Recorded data
-.-.-
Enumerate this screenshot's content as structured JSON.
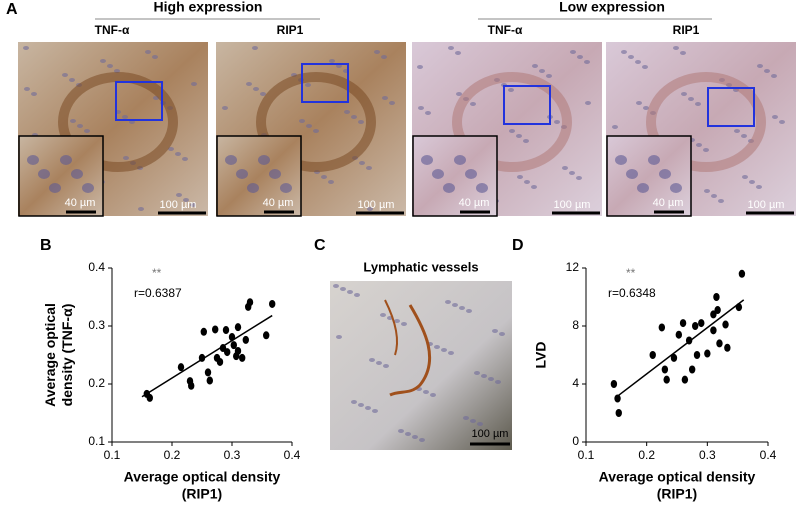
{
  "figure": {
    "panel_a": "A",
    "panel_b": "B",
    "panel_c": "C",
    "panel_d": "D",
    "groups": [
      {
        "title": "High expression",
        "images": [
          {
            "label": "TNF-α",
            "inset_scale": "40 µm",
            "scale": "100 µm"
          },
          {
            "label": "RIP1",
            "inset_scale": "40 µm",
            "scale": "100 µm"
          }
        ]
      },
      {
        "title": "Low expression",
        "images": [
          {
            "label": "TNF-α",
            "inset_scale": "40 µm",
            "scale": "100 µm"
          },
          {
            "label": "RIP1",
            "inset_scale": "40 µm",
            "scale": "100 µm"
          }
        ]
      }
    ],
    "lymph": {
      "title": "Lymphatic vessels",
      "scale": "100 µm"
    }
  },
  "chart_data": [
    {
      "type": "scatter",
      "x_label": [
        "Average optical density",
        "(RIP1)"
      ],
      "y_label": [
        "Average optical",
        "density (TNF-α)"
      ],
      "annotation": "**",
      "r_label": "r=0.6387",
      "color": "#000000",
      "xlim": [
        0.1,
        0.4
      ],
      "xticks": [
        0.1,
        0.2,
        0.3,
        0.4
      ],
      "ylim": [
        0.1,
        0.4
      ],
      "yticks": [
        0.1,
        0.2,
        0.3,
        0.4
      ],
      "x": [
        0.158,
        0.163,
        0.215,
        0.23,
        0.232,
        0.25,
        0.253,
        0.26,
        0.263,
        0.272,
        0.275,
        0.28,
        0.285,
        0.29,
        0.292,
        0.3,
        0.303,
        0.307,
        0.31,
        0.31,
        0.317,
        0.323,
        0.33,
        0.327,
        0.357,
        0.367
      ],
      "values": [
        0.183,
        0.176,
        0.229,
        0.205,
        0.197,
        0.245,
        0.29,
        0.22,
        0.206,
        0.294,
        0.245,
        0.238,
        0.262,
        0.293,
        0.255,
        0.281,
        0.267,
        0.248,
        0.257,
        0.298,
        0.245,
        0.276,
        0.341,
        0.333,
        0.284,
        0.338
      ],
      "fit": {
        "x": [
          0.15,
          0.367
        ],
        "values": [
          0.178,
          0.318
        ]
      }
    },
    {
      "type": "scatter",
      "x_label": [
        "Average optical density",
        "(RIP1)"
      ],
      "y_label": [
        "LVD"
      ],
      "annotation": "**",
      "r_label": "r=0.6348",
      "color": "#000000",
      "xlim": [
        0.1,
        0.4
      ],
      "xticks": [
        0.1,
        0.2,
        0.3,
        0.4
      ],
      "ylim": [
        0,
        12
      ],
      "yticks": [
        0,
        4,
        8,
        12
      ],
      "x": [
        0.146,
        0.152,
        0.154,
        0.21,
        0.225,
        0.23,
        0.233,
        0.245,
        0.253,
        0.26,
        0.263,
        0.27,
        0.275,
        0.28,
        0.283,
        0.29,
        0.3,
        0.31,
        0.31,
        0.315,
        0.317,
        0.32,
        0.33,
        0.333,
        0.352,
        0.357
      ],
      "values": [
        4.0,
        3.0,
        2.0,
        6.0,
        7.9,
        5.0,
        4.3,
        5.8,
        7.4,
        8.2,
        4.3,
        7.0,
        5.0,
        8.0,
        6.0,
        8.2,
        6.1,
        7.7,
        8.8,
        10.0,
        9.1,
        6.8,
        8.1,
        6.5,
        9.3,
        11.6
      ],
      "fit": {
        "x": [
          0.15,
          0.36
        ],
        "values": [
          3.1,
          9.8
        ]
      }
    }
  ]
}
-.-.-
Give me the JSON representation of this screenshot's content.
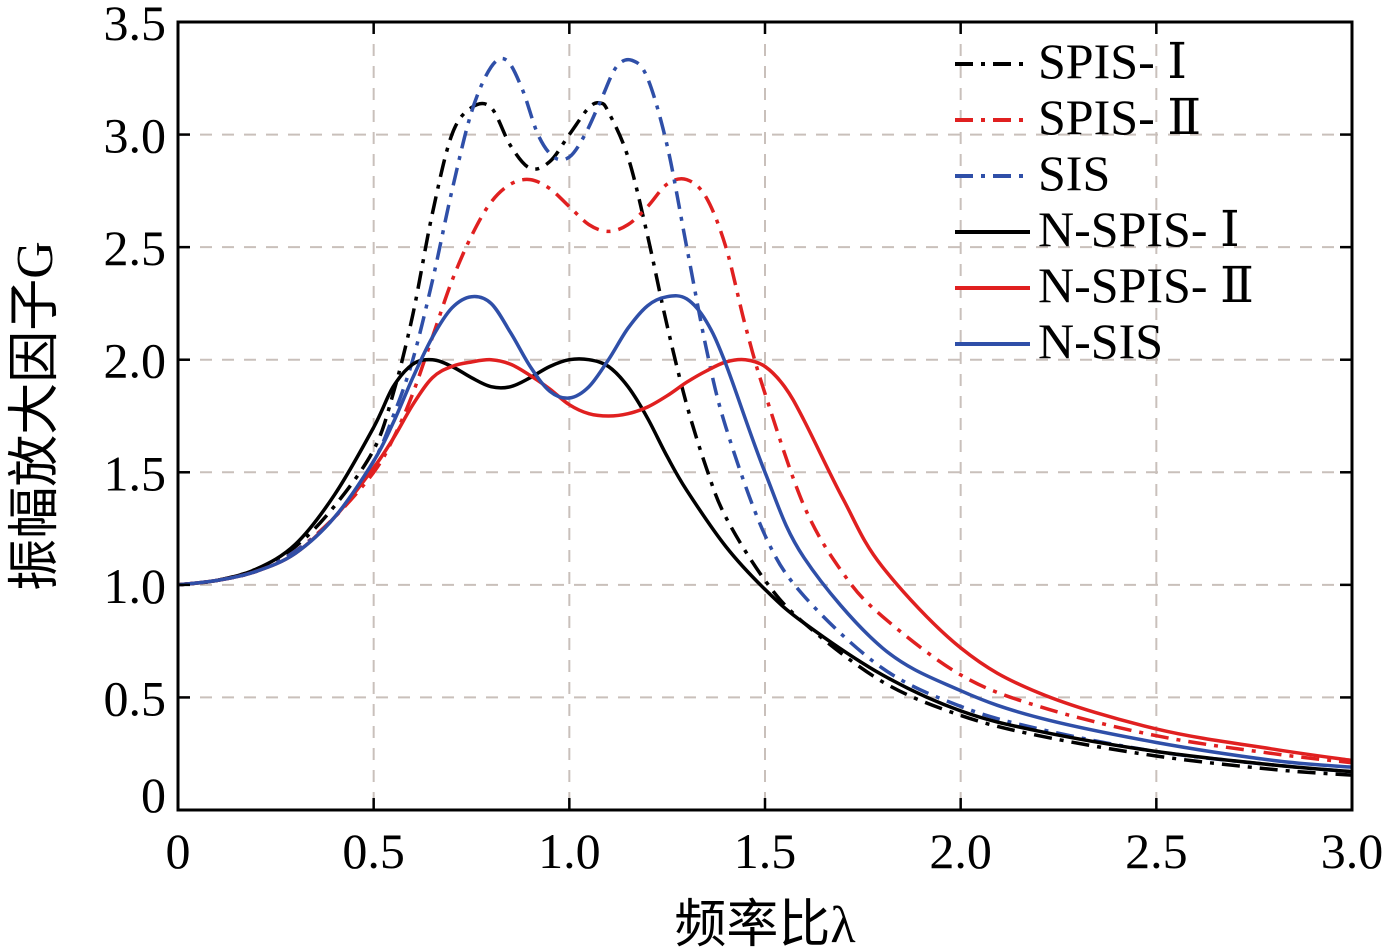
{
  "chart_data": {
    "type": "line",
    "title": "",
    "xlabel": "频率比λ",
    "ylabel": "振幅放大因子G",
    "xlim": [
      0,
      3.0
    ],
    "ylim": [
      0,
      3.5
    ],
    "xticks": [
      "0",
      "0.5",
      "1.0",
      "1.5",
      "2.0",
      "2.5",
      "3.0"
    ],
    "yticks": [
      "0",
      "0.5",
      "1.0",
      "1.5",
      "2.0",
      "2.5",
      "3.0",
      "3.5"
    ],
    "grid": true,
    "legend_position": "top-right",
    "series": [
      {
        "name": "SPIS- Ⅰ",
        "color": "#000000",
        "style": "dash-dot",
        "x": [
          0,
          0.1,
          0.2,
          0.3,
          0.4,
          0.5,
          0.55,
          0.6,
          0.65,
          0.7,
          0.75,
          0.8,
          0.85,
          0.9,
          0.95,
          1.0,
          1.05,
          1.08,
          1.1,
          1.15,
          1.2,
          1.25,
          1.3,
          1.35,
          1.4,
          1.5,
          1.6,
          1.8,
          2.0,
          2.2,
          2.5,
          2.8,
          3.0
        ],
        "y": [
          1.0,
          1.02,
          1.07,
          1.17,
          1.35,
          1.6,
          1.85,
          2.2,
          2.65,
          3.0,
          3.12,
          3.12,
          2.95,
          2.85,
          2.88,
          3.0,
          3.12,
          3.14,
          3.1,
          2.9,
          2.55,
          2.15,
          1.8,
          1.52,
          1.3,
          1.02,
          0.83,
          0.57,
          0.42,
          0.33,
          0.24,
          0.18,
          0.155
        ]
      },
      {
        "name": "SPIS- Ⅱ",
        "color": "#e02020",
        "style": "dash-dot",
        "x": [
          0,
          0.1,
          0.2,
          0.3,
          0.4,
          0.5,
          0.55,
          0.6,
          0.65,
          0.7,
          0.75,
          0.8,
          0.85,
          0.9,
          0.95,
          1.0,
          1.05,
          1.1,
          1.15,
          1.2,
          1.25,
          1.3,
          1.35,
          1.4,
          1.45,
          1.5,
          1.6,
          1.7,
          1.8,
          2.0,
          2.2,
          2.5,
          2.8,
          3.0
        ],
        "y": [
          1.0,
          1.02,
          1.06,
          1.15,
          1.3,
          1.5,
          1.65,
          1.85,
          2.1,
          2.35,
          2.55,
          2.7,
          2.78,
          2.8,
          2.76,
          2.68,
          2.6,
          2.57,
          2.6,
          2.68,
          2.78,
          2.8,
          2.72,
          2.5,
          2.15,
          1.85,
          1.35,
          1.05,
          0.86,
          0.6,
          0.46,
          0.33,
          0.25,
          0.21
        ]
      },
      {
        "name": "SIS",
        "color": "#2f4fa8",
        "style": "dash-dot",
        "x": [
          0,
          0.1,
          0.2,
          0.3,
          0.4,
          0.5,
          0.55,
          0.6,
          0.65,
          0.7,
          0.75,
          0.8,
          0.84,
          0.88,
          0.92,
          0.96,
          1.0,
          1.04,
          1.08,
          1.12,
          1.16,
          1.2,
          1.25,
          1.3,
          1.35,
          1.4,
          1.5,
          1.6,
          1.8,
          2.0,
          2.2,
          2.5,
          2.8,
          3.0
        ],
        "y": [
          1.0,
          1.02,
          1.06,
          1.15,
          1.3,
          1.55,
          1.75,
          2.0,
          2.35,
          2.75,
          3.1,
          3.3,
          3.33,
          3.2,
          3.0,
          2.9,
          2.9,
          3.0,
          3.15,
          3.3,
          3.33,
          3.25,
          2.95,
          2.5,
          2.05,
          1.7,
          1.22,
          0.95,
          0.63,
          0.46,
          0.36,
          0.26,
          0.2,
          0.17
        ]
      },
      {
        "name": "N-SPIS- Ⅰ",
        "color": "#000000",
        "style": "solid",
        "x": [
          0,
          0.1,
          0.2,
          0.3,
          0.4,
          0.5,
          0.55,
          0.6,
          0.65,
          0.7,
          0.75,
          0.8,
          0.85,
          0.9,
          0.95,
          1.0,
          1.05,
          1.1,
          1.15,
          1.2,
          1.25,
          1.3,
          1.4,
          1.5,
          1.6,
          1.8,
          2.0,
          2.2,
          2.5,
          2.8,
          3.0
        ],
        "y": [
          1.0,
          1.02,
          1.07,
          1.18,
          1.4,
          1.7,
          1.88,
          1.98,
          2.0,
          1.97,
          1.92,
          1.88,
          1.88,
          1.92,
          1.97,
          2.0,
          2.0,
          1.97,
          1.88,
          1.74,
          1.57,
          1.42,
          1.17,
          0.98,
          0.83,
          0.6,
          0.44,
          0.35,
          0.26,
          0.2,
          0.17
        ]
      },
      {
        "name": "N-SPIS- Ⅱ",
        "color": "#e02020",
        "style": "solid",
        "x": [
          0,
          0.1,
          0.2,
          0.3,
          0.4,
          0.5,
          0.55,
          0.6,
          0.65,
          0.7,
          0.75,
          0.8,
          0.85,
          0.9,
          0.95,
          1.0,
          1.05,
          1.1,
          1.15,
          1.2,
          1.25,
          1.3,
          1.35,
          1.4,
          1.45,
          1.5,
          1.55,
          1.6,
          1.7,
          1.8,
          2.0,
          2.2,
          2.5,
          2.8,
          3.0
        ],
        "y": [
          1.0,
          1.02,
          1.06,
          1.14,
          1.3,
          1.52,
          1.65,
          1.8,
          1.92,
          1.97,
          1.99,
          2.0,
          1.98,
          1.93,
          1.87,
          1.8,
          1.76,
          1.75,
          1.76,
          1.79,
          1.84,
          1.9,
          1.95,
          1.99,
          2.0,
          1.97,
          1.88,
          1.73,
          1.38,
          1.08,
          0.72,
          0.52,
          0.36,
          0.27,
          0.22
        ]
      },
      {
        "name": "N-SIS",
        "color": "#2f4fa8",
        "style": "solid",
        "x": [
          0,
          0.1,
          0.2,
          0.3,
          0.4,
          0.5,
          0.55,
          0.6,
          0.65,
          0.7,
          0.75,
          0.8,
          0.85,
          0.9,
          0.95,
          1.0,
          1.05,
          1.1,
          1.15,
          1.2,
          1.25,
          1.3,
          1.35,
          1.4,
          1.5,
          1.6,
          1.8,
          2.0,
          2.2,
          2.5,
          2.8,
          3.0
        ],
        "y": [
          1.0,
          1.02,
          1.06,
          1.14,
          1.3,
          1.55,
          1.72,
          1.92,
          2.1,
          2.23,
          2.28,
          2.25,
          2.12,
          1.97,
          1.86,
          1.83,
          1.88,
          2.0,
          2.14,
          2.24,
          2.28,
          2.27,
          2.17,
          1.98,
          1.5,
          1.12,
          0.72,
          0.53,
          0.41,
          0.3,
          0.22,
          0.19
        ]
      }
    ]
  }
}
-.-.-
◆ GIVEN PROBLEM
Where a line in the material contains "expression", copy that line.

◆ TASK SOLUTION
        "title": "High expression",
        "title": "Low expression",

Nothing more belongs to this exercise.